_GIVEN TASK_. Omit the images. Copy each entry word for word.

_TASK MATERIAL_.

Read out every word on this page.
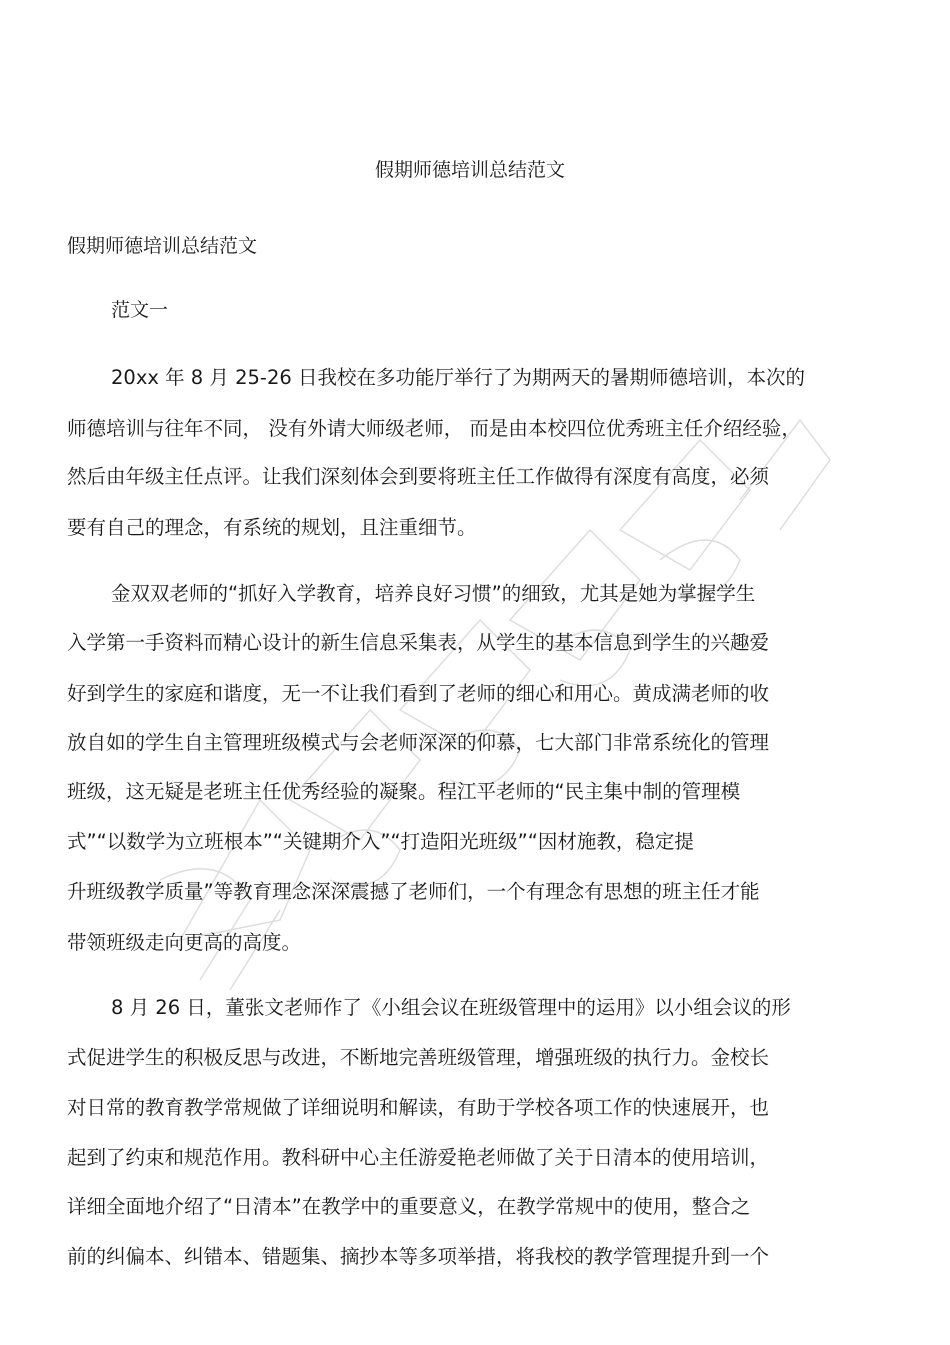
假期师德培训总结范文
假期师德培训总结范文
范文一

20xx 年 8 月 25-26 日我校在多功能厅举行了为期两天的暑期师德培训，本次的

师德培训与往年不同， 没有外请大师级老师， 而是由本校四位优秀班主任介绍经验，

然后由年级主任点评。让我们深刻体会到要将班主任工作做得有深度有高度，必须

要有自己的理念，有系统的规划，且注重细节。

金双双老师的“抓好入学教育，培养良好习惯”的细致，尤其是她为掌握学生

入学第一手资料而精心设计的新生信息采集表，从学生的基本信息到学生的兴趣爱

好到学生的家庭和谐度，无一不让我们看到了老师的细心和用心。黄成满老师的收

放自如的学生自主管理班级模式与会老师深深的仰慕，七大部门非常系统化的管理

班级，这无疑是老班主任优秀经验的凝聚。程江平老师的“民主集中制的管理模

式”“以数学为立班根本”“关键期介入”“打造阳光班级”“因材施教，稳定提

升班级教学质量”等教育理念深深震撼了老师们，一个有理念有思想的班主任才能

带领班级走向更高的高度。

8 月 26 日，董张文老师作了《小组会议在班级管理中的运用》以小组会议的形

式促进学生的积极反思与改进，不断地完善班级管理，增强班级的执行力。金校长

对日常的教育教学常规做了详细说明和解读，有助于学校各项工作的快速展开，也

起到了约束和规范作用。教科研中心主任游爱艳老师做了关于日清本的使用培训，

详细全面地介绍了“日清本”在教学中的重要意义，在教学常规中的使用，整合之

前的纠偏本、纠错本、错题集、摘抄本等多项举措，将我校的教学管理提升到一个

_ANSWER TO THIS PROBLEM_.
Read out every word on this page.
假期师德培训总结范文
假期师德培训总结范文
范文一

20xx 年 8 月 25-26 日我校在多功能厅举行了为期两天的暑期师德培训，本次的

师德培训与往年不同， 没有外请大师级老师， 而是由本校四位优秀班主任介绍经验，

然后由年级主任点评。让我们深刻体会到要将班主任工作做得有深度有高度，必须

要有自己的理念，有系统的规划，且注重细节。

金双双老师的“抓好入学教育，培养良好习惯”的细致，尤其是她为掌握学生

入学第一手资料而精心设计的新生信息采集表，从学生的基本信息到学生的兴趣爱

好到学生的家庭和谐度，无一不让我们看到了老师的细心和用心。黄成满老师的收

放自如的学生自主管理班级模式与会老师深深的仰慕，七大部门非常系统化的管理

班级，这无疑是老班主任优秀经验的凝聚。程江平老师的“民主集中制的管理模

式”“以数学为立班根本”“关键期介入”“打造阳光班级”“因材施教，稳定提

升班级教学质量”等教育理念深深震撼了老师们，一个有理念有思想的班主任才能

带领班级走向更高的高度。

8 月 26 日，董张文老师作了《小组会议在班级管理中的运用》以小组会议的形

式促进学生的积极反思与改进，不断地完善班级管理，增强班级的执行力。金校长

对日常的教育教学常规做了详细说明和解读，有助于学校各项工作的快速展开，也

起到了约束和规范作用。教科研中心主任游爱艳老师做了关于日清本的使用培训，

详细全面地介绍了“日清本”在教学中的重要意义，在教学常规中的使用，整合之

前的纠偏本、纠错本、错题集、摘抄本等多项举措，将我校的教学管理提升到一个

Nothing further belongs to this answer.